> _WHAT IS NEEDED_: Output every entry exactly as written, but omit the pictures.

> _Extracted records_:
<<<<

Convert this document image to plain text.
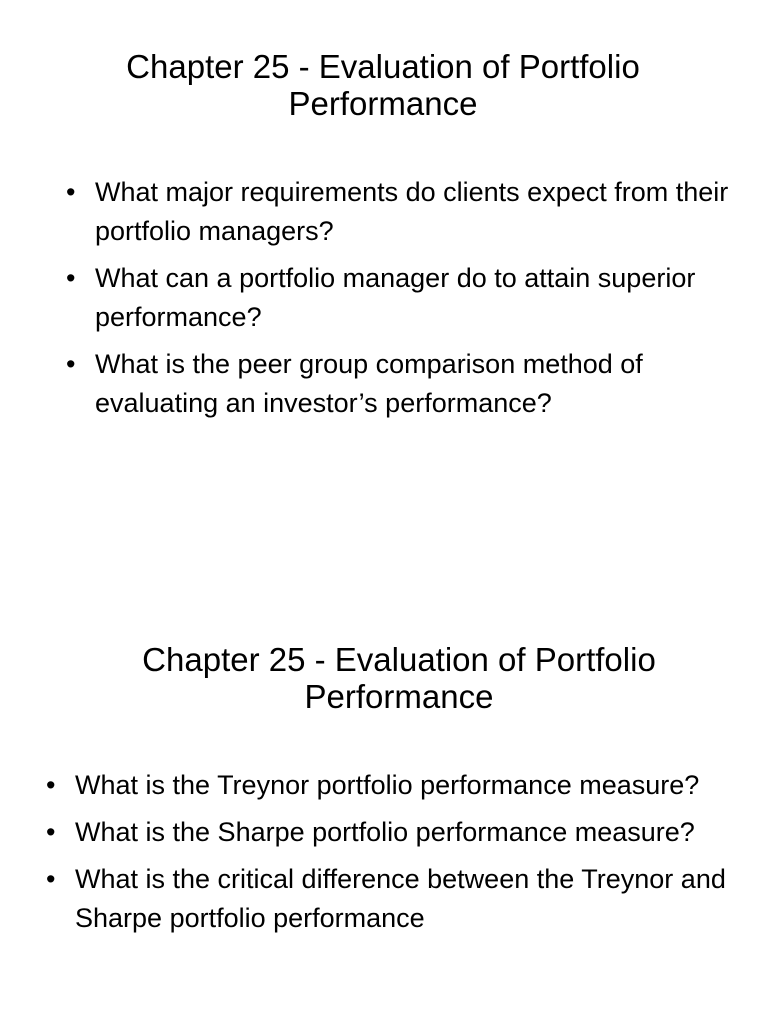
Chapter 25 - Evaluation of Portfolio
Performance
• What major requirements do clients expect from their portfolio managers?
• What can a portfolio manager do to attain superior performance?
• What is the peer group comparison method of evaluating an investor’s performance?
Chapter 25 - Evaluation of Portfolio
Performance
• What is the Treynor portfolio performance measure?
• What is the Sharpe portfolio performance measure?
• What is the critical difference between the Treynor and Sharpe portfolio performance
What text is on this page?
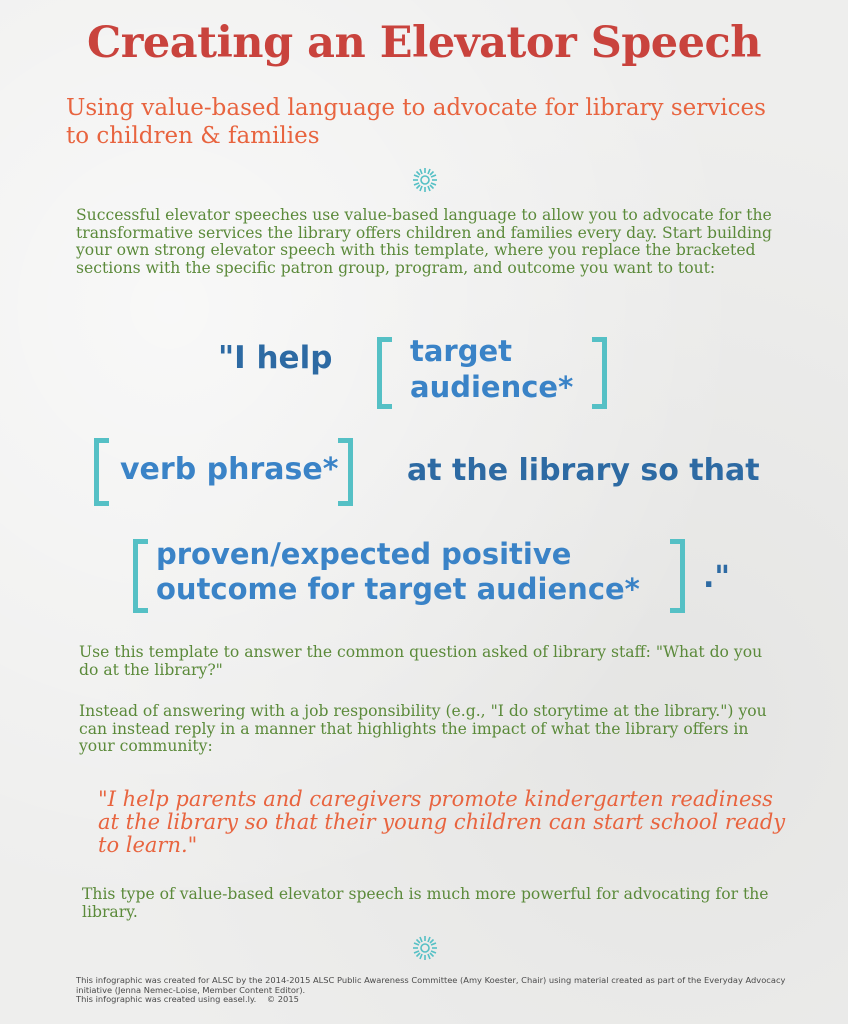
Creating an Elevator Speech
Using value-based language to advocate for library services to children & families
Successful elevator speeches use value-based language to allow you to advocate for the transformative services the library offers children and families every day. Start building your own strong elevator speech with this template, where you replace the bracketed sections with the specific patron group, program, and outcome you want to tout:
"I help	target
audience*
verb phrase* at the library so that
proven/expected positive
outcome for target audience* ."
Use this template to answer the common question asked of library staff: "What do you do at the library?"
Instead of answering with a job responsibility (e.g., "I do storytime at the library.") you can instead reply in a manner that highlights the impact of what the library offers in your community:
"I help parents and caregivers promote kindergarten readiness at the library so that their young children can start school ready to learn."
This type of value-based elevator speech is much more powerful for advocating for the library.
This infographic was created for ALSC by the 2014-2015 ALSC Public Awareness Committee (Amy Koester, Chair) using material created as part of the Everyday Advocacy initiative (Jenna Nemec-Loise, Member Content Editor).
This infographic was created using easel.ly.    © 2015
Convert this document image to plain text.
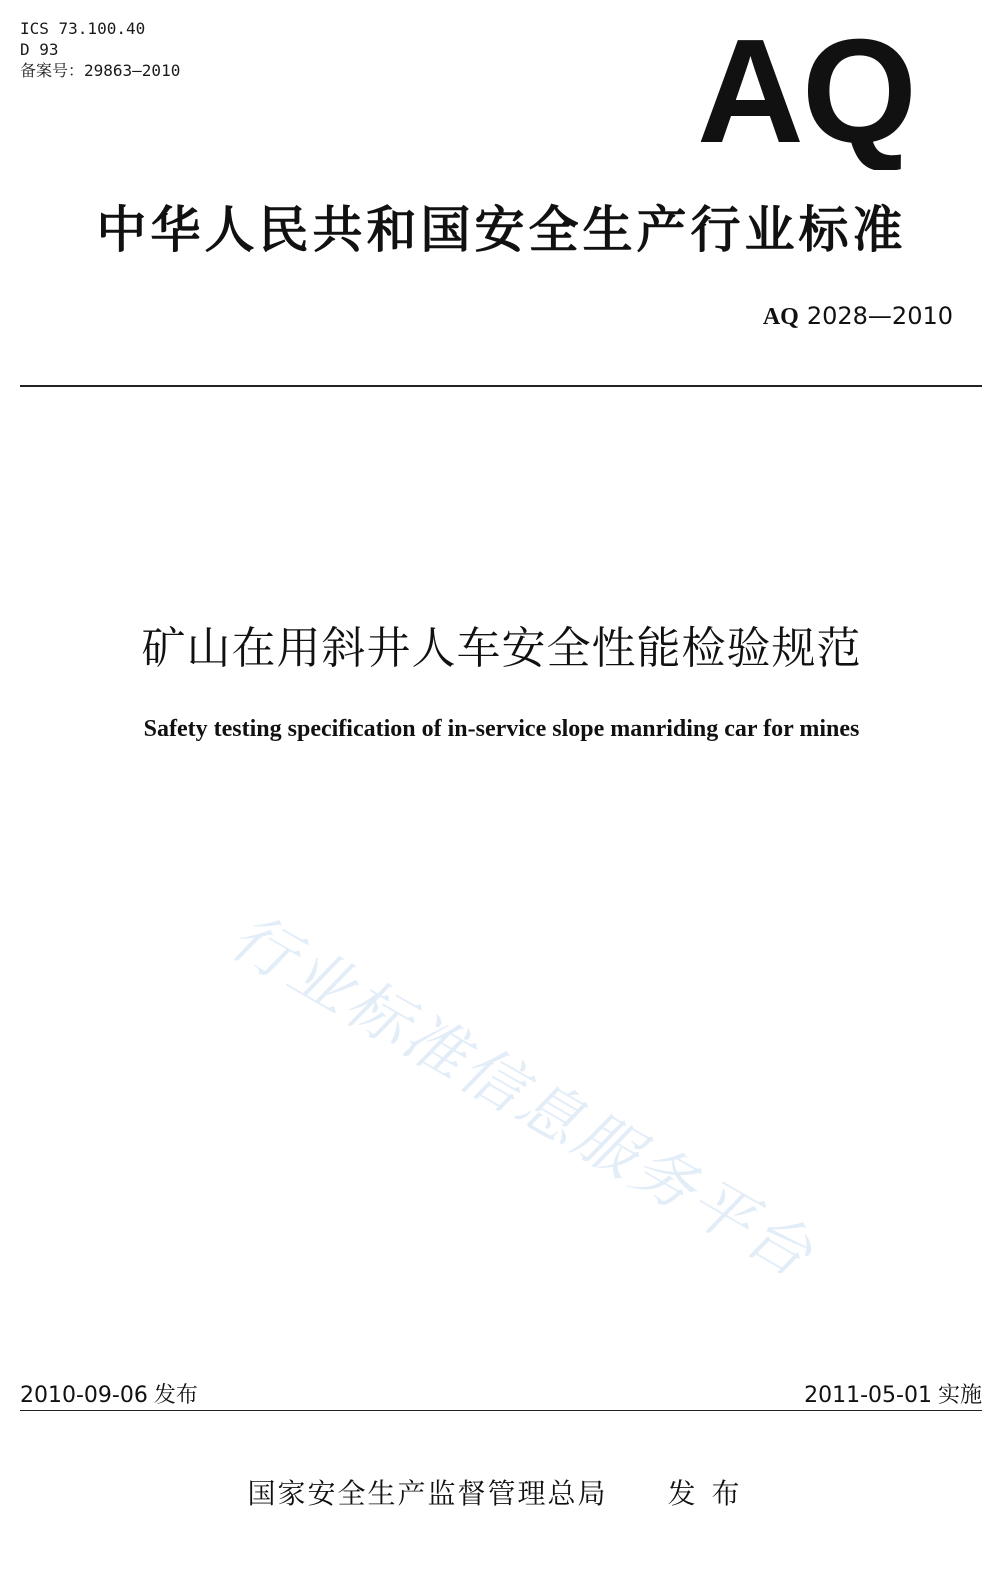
ICS 73.100.40
D 93
备案号：29863—2010	AQ
中华人民共和国安全生产行业标准
AQ 2028—2010
矿山在用斜井人车安全性能检验规范
Safety testing specification of in-service slope manriding car for mines
行业标准信息服务平台
2010-09-06 发布	2011-05-01 实施
国家安全生产监督管理总局 发布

>>>>

> _CORRECT RESULT_:
Convert this document image to plain text.
Chapter 25 - Evaluation of Portfolio
Performance
• What major requirements do clients expect from their portfolio managers?
• What can a portfolio manager do to attain superior performance?
• What is the peer group comparison method of evaluating an investor’s performance?
Chapter 25 - Evaluation of Portfolio
Performance
• What is the Treynor portfolio performance measure?
• What is the Sharpe portfolio performance measure?
• What is the critical difference between the Treynor and Sharpe portfolio performance
What text is on this page?
Creating an Elevator Speech
Using value-based language to advocate for library services to children & families
Successful elevator speeches use value-based language to allow you to advocate for the transformative services the library offers children and families every day. Start building your own strong elevator speech with this template, where you replace the bracketed sections with the specific patron group, program, and outcome you want to tout:
"I help	target
audience*
verb phrase* at the library so that
proven/expected positive
outcome for target audience* ."
Use this template to answer the common question asked of library staff: "What do you do at the library?"
Instead of answering with a job responsibility (e.g., "I do storytime at the library.") you can instead reply in a manner that highlights the impact of what the library offers in your community:
"I help parents and caregivers promote kindergarten readiness at the library so that their young children can start school ready to learn."
This type of value-based elevator speech is much more powerful for advocating for the library.
This infographic was created for ALSC by the 2014-2015 ALSC Public Awareness Committee (Amy Koester, Chair) using material created as part of the Everyday Advocacy initiative (Jenna Nemec-Loise, Member Content Editor).
This infographic was created using easel.ly.    © 2015
Convert this document image to plain text.
ICS 73.100.40
D 93
备案号：29863—2010	AQ
中华人民共和国安全生产行业标准
AQ 2028—2010
矿山在用斜井人车安全性能检验规范
Safety testing specification of in-service slope manriding car for mines
行业标准信息服务平台
2010-09-06 发布	2011-05-01 实施
国家安全生产监督管理总局 发布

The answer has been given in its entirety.